Please quote the material exactly, every line of it.

**RECORDS FOR THIS TASK:**
"""
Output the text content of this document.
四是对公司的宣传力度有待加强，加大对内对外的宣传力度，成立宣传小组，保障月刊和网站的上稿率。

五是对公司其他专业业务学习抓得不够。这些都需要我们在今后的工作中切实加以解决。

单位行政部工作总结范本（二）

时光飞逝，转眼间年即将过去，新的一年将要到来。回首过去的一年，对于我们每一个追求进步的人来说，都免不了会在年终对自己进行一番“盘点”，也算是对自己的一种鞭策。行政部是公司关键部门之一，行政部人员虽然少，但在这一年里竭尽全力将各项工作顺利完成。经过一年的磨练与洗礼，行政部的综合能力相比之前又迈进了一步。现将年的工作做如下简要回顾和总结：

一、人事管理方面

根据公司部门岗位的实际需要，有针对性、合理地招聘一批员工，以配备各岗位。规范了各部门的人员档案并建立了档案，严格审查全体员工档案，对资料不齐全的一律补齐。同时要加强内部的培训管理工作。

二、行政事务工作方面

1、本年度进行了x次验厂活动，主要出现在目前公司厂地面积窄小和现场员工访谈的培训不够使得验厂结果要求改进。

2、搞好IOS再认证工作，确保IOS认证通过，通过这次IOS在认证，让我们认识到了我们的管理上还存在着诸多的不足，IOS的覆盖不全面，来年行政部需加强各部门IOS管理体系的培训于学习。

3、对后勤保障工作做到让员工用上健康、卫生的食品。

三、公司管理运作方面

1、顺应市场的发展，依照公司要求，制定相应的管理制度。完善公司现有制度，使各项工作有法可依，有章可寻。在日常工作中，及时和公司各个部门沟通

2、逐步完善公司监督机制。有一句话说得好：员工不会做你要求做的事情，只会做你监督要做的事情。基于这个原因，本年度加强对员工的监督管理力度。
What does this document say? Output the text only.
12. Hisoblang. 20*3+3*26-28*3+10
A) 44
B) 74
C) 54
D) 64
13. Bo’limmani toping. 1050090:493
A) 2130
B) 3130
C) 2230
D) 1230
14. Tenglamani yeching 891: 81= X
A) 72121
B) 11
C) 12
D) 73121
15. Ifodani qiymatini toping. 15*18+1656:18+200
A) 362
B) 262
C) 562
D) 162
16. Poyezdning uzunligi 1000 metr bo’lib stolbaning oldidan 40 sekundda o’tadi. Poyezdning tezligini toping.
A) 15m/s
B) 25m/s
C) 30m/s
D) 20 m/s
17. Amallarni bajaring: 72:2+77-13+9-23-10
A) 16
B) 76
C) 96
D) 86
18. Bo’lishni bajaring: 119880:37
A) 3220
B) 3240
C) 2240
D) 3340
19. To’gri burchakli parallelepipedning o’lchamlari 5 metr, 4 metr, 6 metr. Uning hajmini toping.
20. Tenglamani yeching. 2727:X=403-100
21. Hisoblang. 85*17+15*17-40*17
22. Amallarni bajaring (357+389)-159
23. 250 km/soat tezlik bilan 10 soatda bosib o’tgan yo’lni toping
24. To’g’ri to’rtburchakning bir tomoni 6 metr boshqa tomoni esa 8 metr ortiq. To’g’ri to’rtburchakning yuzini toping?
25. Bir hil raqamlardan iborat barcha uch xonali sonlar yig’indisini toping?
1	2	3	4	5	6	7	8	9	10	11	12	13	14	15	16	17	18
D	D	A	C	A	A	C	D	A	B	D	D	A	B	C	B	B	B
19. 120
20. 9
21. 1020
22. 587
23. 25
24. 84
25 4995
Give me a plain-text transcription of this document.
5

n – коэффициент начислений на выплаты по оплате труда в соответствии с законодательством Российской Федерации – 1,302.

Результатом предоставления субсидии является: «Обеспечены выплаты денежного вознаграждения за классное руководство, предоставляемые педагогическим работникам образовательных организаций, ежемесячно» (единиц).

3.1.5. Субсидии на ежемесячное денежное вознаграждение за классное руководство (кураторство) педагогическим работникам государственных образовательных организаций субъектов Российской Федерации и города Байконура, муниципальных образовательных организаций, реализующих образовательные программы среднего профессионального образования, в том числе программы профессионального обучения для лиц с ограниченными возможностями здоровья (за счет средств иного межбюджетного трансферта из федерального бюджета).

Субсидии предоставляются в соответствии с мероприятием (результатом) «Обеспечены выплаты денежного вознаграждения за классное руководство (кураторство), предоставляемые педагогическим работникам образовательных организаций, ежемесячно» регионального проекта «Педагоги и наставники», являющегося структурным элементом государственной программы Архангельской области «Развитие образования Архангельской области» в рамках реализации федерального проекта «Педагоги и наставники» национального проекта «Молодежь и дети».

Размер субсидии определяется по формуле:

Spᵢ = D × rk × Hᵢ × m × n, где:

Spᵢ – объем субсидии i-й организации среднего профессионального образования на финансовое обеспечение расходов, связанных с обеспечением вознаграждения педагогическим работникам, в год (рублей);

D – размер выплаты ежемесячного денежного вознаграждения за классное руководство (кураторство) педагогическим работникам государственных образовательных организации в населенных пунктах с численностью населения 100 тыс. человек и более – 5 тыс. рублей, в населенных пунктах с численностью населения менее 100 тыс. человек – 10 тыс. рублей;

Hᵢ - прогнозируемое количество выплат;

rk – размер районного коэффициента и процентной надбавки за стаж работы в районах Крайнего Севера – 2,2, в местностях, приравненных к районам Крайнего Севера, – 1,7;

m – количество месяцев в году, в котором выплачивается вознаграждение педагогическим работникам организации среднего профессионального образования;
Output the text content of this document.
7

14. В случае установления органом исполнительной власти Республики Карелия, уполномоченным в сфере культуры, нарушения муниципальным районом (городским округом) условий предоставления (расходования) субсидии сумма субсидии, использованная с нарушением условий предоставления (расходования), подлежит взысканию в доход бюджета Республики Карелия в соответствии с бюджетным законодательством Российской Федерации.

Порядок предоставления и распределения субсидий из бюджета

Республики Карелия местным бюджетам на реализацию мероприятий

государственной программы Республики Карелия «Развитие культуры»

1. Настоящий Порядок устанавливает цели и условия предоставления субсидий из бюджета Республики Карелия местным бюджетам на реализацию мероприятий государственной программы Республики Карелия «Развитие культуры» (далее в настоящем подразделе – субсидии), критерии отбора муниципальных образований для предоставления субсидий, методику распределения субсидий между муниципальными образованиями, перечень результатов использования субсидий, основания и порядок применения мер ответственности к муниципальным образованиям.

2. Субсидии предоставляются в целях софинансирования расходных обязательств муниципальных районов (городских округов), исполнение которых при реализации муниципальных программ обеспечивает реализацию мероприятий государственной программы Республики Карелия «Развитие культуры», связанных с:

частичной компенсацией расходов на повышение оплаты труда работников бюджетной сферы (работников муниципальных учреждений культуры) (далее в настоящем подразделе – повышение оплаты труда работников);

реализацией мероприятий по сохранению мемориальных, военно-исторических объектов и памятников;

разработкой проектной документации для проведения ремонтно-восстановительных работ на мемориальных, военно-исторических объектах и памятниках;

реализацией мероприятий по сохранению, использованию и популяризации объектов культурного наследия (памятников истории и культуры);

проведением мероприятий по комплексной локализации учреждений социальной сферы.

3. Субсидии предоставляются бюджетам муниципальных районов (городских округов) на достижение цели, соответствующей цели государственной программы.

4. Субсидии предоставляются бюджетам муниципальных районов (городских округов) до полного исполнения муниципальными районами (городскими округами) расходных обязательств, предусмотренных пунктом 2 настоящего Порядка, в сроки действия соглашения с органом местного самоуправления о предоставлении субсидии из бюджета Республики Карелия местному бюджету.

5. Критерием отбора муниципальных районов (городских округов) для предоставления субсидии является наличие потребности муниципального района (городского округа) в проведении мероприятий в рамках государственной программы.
"""
**REPLY TO THE TASK:**
Output the text content of this document.
四是对公司的宣传力度有待加强，加大对内对外的宣传力度，成立宣传小组，保障月刊和网站的上稿率。

五是对公司其他专业业务学习抓得不够。这些都需要我们在今后的工作中切实加以解决。

单位行政部工作总结范本（二）

时光飞逝，转眼间年即将过去，新的一年将要到来。回首过去的一年，对于我们每一个追求进步的人来说，都免不了会在年终对自己进行一番“盘点”，也算是对自己的一种鞭策。行政部是公司关键部门之一，行政部人员虽然少，但在这一年里竭尽全力将各项工作顺利完成。经过一年的磨练与洗礼，行政部的综合能力相比之前又迈进了一步。现将年的工作做如下简要回顾和总结：

一、人事管理方面

根据公司部门岗位的实际需要，有针对性、合理地招聘一批员工，以配备各岗位。规范了各部门的人员档案并建立了档案，严格审查全体员工档案，对资料不齐全的一律补齐。同时要加强内部的培训管理工作。

二、行政事务工作方面

1、本年度进行了x次验厂活动，主要出现在目前公司厂地面积窄小和现场员工访谈的培训不够使得验厂结果要求改进。

2、搞好IOS再认证工作，确保IOS认证通过，通过这次IOS在认证，让我们认识到了我们的管理上还存在着诸多的不足，IOS的覆盖不全面，来年行政部需加强各部门IOS管理体系的培训于学习。

3、对后勤保障工作做到让员工用上健康、卫生的食品。

三、公司管理运作方面

1、顺应市场的发展，依照公司要求，制定相应的管理制度。完善公司现有制度，使各项工作有法可依，有章可寻。在日常工作中，及时和公司各个部门沟通

2、逐步完善公司监督机制。有一句话说得好：员工不会做你要求做的事情，只会做你监督要做的事情。基于这个原因，本年度加强对员工的监督管理力度。
What does this document say? Output the text only.
12. Hisoblang. 20*3+3*26-28*3+10
A) 44
B) 74
C) 54
D) 64
13. Bo’limmani toping. 1050090:493
A) 2130
B) 3130
C) 2230
D) 1230
14. Tenglamani yeching 891: 81= X
A) 72121
B) 11
C) 12
D) 73121
15. Ifodani qiymatini toping. 15*18+1656:18+200
A) 362
B) 262
C) 562
D) 162
16. Poyezdning uzunligi 1000 metr bo’lib stolbaning oldidan 40 sekundda o’tadi. Poyezdning tezligini toping.
A) 15m/s
B) 25m/s
C) 30m/s
D) 20 m/s
17. Amallarni bajaring: 72:2+77-13+9-23-10
A) 16
B) 76
C) 96
D) 86
18. Bo’lishni bajaring: 119880:37
A) 3220
B) 3240
C) 2240
D) 3340
19. To’gri burchakli parallelepipedning o’lchamlari 5 metr, 4 metr, 6 metr. Uning hajmini toping.
20. Tenglamani yeching. 2727:X=403-100
21. Hisoblang. 85*17+15*17-40*17
22. Amallarni bajaring (357+389)-159
23. 250 km/soat tezlik bilan 10 soatda bosib o’tgan yo’lni toping
24. To’g’ri to’rtburchakning bir tomoni 6 metr boshqa tomoni esa 8 metr ortiq. To’g’ri to’rtburchakning yuzini toping?
25. Bir hil raqamlardan iborat barcha uch xonali sonlar yig’indisini toping?
1	2	3	4	5	6	7	8	9	10	11	12	13	14	15	16	17	18
D	D	A	C	A	A	C	D	A	B	D	D	A	B	C	B	B	B
19. 120
20. 9
21. 1020
22. 587
23. 25
24. 84
25 4995
Give me a plain-text transcription of this document.
5

n – коэффициент начислений на выплаты по оплате труда в соответствии с законодательством Российской Федерации – 1,302.

Результатом предоставления субсидии является: «Обеспечены выплаты денежного вознаграждения за классное руководство, предоставляемые педагогическим работникам образовательных организаций, ежемесячно» (единиц).

3.1.5. Субсидии на ежемесячное денежное вознаграждение за классное руководство (кураторство) педагогическим работникам государственных образовательных организаций субъектов Российской Федерации и города Байконура, муниципальных образовательных организаций, реализующих образовательные программы среднего профессионального образования, в том числе программы профессионального обучения для лиц с ограниченными возможностями здоровья (за счет средств иного межбюджетного трансферта из федерального бюджета).

Субсидии предоставляются в соответствии с мероприятием (результатом) «Обеспечены выплаты денежного вознаграждения за классное руководство (кураторство), предоставляемые педагогическим работникам образовательных организаций, ежемесячно» регионального проекта «Педагоги и наставники», являющегося структурным элементом государственной программы Архангельской области «Развитие образования Архангельской области» в рамках реализации федерального проекта «Педагоги и наставники» национального проекта «Молодежь и дети».

Размер субсидии определяется по формуле:

Spᵢ = D × rk × Hᵢ × m × n, где:

Spᵢ – объем субсидии i-й организации среднего профессионального образования на финансовое обеспечение расходов, связанных с обеспечением вознаграждения педагогическим работникам, в год (рублей);

D – размер выплаты ежемесячного денежного вознаграждения за классное руководство (кураторство) педагогическим работникам государственных образовательных организации в населенных пунктах с численностью населения 100 тыс. человек и более – 5 тыс. рублей, в населенных пунктах с численностью населения менее 100 тыс. человек – 10 тыс. рублей;

Hᵢ - прогнозируемое количество выплат;

rk – размер районного коэффициента и процентной надбавки за стаж работы в районах Крайнего Севера – 2,2, в местностях, приравненных к районам Крайнего Севера, – 1,7;

m – количество месяцев в году, в котором выплачивается вознаграждение педагогическим работникам организации среднего профессионального образования;
Output the text content of this document.
7

14. В случае установления органом исполнительной власти Республики Карелия, уполномоченным в сфере культуры, нарушения муниципальным районом (городским округом) условий предоставления (расходования) субсидии сумма субсидии, использованная с нарушением условий предоставления (расходования), подлежит взысканию в доход бюджета Республики Карелия в соответствии с бюджетным законодательством Российской Федерации.

Порядок предоставления и распределения субсидий из бюджета

Республики Карелия местным бюджетам на реализацию мероприятий

государственной программы Республики Карелия «Развитие культуры»

1. Настоящий Порядок устанавливает цели и условия предоставления субсидий из бюджета Республики Карелия местным бюджетам на реализацию мероприятий государственной программы Республики Карелия «Развитие культуры» (далее в настоящем подразделе – субсидии), критерии отбора муниципальных образований для предоставления субсидий, методику распределения субсидий между муниципальными образованиями, перечень результатов использования субсидий, основания и порядок применения мер ответственности к муниципальным образованиям.

2. Субсидии предоставляются в целях софинансирования расходных обязательств муниципальных районов (городских округов), исполнение которых при реализации муниципальных программ обеспечивает реализацию мероприятий государственной программы Республики Карелия «Развитие культуры», связанных с:

частичной компенсацией расходов на повышение оплаты труда работников бюджетной сферы (работников муниципальных учреждений культуры) (далее в настоящем подразделе – повышение оплаты труда работников);

реализацией мероприятий по сохранению мемориальных, военно-исторических объектов и памятников;

разработкой проектной документации для проведения ремонтно-восстановительных работ на мемориальных, военно-исторических объектах и памятниках;

реализацией мероприятий по сохранению, использованию и популяризации объектов культурного наследия (памятников истории и культуры);

проведением мероприятий по комплексной локализации учреждений социальной сферы.

3. Субсидии предоставляются бюджетам муниципальных районов (городских округов) на достижение цели, соответствующей цели государственной программы.

4. Субсидии предоставляются бюджетам муниципальных районов (городских округов) до полного исполнения муниципальными районами (городскими округами) расходных обязательств, предусмотренных пунктом 2 настоящего Порядка, в сроки действия соглашения с органом местного самоуправления о предоставлении субсидии из бюджета Республики Карелия местному бюджету.

5. Критерием отбора муниципальных районов (городских округов) для предоставления субсидии является наличие потребности муниципального района (городского округа) в проведении мероприятий в рамках государственной программы.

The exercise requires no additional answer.